# [REQUIRED TASK]
Reproduce the data in its entirety, exactly as supplied.

Items listed in a dataset:
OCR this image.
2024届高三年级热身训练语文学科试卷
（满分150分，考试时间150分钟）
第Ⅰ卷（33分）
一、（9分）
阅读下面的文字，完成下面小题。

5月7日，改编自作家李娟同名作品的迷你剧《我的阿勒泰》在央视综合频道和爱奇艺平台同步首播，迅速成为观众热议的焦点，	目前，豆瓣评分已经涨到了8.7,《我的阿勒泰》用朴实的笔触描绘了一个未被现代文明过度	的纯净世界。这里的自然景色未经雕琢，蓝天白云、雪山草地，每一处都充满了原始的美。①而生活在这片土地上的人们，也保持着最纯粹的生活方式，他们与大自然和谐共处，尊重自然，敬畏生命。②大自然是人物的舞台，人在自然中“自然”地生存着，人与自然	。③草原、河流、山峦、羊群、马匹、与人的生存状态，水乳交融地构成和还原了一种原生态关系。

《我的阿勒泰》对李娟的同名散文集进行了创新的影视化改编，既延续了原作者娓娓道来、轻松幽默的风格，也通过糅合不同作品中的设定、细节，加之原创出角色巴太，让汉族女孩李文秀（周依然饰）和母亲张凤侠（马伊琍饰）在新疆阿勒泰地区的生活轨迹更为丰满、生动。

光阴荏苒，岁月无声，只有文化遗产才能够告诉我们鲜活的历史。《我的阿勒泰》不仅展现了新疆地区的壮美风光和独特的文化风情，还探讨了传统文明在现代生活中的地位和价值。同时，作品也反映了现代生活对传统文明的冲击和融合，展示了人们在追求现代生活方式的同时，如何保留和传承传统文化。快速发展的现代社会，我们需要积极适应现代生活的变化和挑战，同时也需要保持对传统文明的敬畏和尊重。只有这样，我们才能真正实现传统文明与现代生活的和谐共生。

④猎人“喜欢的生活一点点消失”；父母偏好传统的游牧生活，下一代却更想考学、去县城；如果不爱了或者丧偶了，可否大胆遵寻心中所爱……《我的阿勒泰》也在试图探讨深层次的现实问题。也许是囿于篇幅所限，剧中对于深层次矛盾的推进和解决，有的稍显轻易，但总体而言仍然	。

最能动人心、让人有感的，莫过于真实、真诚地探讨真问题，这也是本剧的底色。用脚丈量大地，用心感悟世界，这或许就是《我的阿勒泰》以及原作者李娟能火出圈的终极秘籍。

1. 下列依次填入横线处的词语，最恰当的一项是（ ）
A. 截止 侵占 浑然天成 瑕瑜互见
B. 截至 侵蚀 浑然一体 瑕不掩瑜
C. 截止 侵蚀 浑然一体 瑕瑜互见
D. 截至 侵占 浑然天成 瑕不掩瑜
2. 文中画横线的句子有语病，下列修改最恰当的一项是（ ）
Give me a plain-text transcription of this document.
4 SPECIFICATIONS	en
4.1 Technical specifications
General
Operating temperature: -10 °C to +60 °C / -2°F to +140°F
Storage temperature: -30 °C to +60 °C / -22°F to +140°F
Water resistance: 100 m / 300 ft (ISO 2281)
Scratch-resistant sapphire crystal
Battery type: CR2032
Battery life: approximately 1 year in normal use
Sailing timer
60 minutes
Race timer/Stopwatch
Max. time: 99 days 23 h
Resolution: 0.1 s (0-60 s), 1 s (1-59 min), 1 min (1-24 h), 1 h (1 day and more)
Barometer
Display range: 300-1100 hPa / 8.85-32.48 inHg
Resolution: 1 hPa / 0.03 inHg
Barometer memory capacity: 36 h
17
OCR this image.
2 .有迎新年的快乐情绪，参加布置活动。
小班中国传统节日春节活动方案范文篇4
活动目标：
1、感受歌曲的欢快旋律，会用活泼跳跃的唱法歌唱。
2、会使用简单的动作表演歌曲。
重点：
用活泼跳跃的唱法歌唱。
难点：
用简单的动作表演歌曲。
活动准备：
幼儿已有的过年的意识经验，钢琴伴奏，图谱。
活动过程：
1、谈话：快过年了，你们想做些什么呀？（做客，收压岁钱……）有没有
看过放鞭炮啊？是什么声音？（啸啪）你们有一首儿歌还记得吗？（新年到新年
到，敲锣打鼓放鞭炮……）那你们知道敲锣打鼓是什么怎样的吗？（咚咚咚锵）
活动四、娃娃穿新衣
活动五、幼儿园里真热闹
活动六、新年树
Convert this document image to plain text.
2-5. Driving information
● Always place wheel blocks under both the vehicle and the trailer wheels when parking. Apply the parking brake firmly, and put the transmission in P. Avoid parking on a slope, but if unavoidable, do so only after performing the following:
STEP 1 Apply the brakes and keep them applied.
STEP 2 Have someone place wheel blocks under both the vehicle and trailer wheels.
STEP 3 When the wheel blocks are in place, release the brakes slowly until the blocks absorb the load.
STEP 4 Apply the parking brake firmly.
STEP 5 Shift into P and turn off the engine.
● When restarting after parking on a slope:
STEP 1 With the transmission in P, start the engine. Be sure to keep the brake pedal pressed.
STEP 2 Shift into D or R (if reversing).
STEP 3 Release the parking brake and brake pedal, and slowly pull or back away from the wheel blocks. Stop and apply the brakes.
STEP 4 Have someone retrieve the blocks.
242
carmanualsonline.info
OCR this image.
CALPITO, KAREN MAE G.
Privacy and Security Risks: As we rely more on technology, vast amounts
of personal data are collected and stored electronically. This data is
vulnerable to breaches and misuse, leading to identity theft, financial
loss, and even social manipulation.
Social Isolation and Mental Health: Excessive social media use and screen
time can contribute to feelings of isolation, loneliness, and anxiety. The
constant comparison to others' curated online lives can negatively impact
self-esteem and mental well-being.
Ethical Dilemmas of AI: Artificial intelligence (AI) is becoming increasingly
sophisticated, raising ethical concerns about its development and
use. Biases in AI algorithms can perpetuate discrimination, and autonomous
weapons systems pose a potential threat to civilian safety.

# [TASK ANSWER]
OCR this image.
2024届高三年级热身训练语文学科试卷
（满分150分，考试时间150分钟）
第Ⅰ卷（33分）
一、（9分）
阅读下面的文字，完成下面小题。

5月7日，改编自作家李娟同名作品的迷你剧《我的阿勒泰》在央视综合频道和爱奇艺平台同步首播，迅速成为观众热议的焦点，	目前，豆瓣评分已经涨到了8.7,《我的阿勒泰》用朴实的笔触描绘了一个未被现代文明过度	的纯净世界。这里的自然景色未经雕琢，蓝天白云、雪山草地，每一处都充满了原始的美。①而生活在这片土地上的人们，也保持着最纯粹的生活方式，他们与大自然和谐共处，尊重自然，敬畏生命。②大自然是人物的舞台，人在自然中“自然”地生存着，人与自然	。③草原、河流、山峦、羊群、马匹、与人的生存状态，水乳交融地构成和还原了一种原生态关系。

《我的阿勒泰》对李娟的同名散文集进行了创新的影视化改编，既延续了原作者娓娓道来、轻松幽默的风格，也通过糅合不同作品中的设定、细节，加之原创出角色巴太，让汉族女孩李文秀（周依然饰）和母亲张凤侠（马伊琍饰）在新疆阿勒泰地区的生活轨迹更为丰满、生动。

光阴荏苒，岁月无声，只有文化遗产才能够告诉我们鲜活的历史。《我的阿勒泰》不仅展现了新疆地区的壮美风光和独特的文化风情，还探讨了传统文明在现代生活中的地位和价值。同时，作品也反映了现代生活对传统文明的冲击和融合，展示了人们在追求现代生活方式的同时，如何保留和传承传统文化。快速发展的现代社会，我们需要积极适应现代生活的变化和挑战，同时也需要保持对传统文明的敬畏和尊重。只有这样，我们才能真正实现传统文明与现代生活的和谐共生。

④猎人“喜欢的生活一点点消失”；父母偏好传统的游牧生活，下一代却更想考学、去县城；如果不爱了或者丧偶了，可否大胆遵寻心中所爱……《我的阿勒泰》也在试图探讨深层次的现实问题。也许是囿于篇幅所限，剧中对于深层次矛盾的推进和解决，有的稍显轻易，但总体而言仍然	。

最能动人心、让人有感的，莫过于真实、真诚地探讨真问题，这也是本剧的底色。用脚丈量大地，用心感悟世界，这或许就是《我的阿勒泰》以及原作者李娟能火出圈的终极秘籍。

1. 下列依次填入横线处的词语，最恰当的一项是（ ）
A. 截止 侵占 浑然天成 瑕瑜互见
B. 截至 侵蚀 浑然一体 瑕不掩瑜
C. 截止 侵蚀 浑然一体 瑕瑜互见
D. 截至 侵占 浑然天成 瑕不掩瑜
2. 文中画横线的句子有语病，下列修改最恰当的一项是（ ）
Give me a plain-text transcription of this document.
4 SPECIFICATIONS	en
4.1 Technical specifications
General
Operating temperature: -10 °C to +60 °C / -2°F to +140°F
Storage temperature: -30 °C to +60 °C / -22°F to +140°F
Water resistance: 100 m / 300 ft (ISO 2281)
Scratch-resistant sapphire crystal
Battery type: CR2032
Battery life: approximately 1 year in normal use
Sailing timer
60 minutes
Race timer/Stopwatch
Max. time: 99 days 23 h
Resolution: 0.1 s (0-60 s), 1 s (1-59 min), 1 min (1-24 h), 1 h (1 day and more)
Barometer
Display range: 300-1100 hPa / 8.85-32.48 inHg
Resolution: 1 hPa / 0.03 inHg
Barometer memory capacity: 36 h
17
OCR this image.
2 .有迎新年的快乐情绪，参加布置活动。
小班中国传统节日春节活动方案范文篇4
活动目标：
1、感受歌曲的欢快旋律，会用活泼跳跃的唱法歌唱。
2、会使用简单的动作表演歌曲。
重点：
用活泼跳跃的唱法歌唱。
难点：
用简单的动作表演歌曲。
活动准备：
幼儿已有的过年的意识经验，钢琴伴奏，图谱。
活动过程：
1、谈话：快过年了，你们想做些什么呀？（做客，收压岁钱……）有没有
看过放鞭炮啊？是什么声音？（啸啪）你们有一首儿歌还记得吗？（新年到新年
到，敲锣打鼓放鞭炮……）那你们知道敲锣打鼓是什么怎样的吗？（咚咚咚锵）
活动四、娃娃穿新衣
活动五、幼儿园里真热闹
活动六、新年树
Convert this document image to plain text.
2-5. Driving information
● Always place wheel blocks under both the vehicle and the trailer wheels when parking. Apply the parking brake firmly, and put the transmission in P. Avoid parking on a slope, but if unavoidable, do so only after performing the following:
STEP 1 Apply the brakes and keep them applied.
STEP 2 Have someone place wheel blocks under both the vehicle and trailer wheels.
STEP 3 When the wheel blocks are in place, release the brakes slowly until the blocks absorb the load.
STEP 4 Apply the parking brake firmly.
STEP 5 Shift into P and turn off the engine.
● When restarting after parking on a slope:
STEP 1 With the transmission in P, start the engine. Be sure to keep the brake pedal pressed.
STEP 2 Shift into D or R (if reversing).
STEP 3 Release the parking brake and brake pedal, and slowly pull or back away from the wheel blocks. Stop and apply the brakes.
STEP 4 Have someone retrieve the blocks.
242
carmanualsonline.info
OCR this image.
CALPITO, KAREN MAE G.
Privacy and Security Risks: As we rely more on technology, vast amounts
of personal data are collected and stored electronically. This data is
vulnerable to breaches and misuse, leading to identity theft, financial
loss, and even social manipulation.
Social Isolation and Mental Health: Excessive social media use and screen
time can contribute to feelings of isolation, loneliness, and anxiety. The
constant comparison to others' curated online lives can negatively impact
self-esteem and mental well-being.
Ethical Dilemmas of AI: Artificial intelligence (AI) is becoming increasingly
sophisticated, raising ethical concerns about its development and
use. Biases in AI algorithms can perpetuate discrimination, and autonomous
weapons systems pose a potential threat to civilian safety.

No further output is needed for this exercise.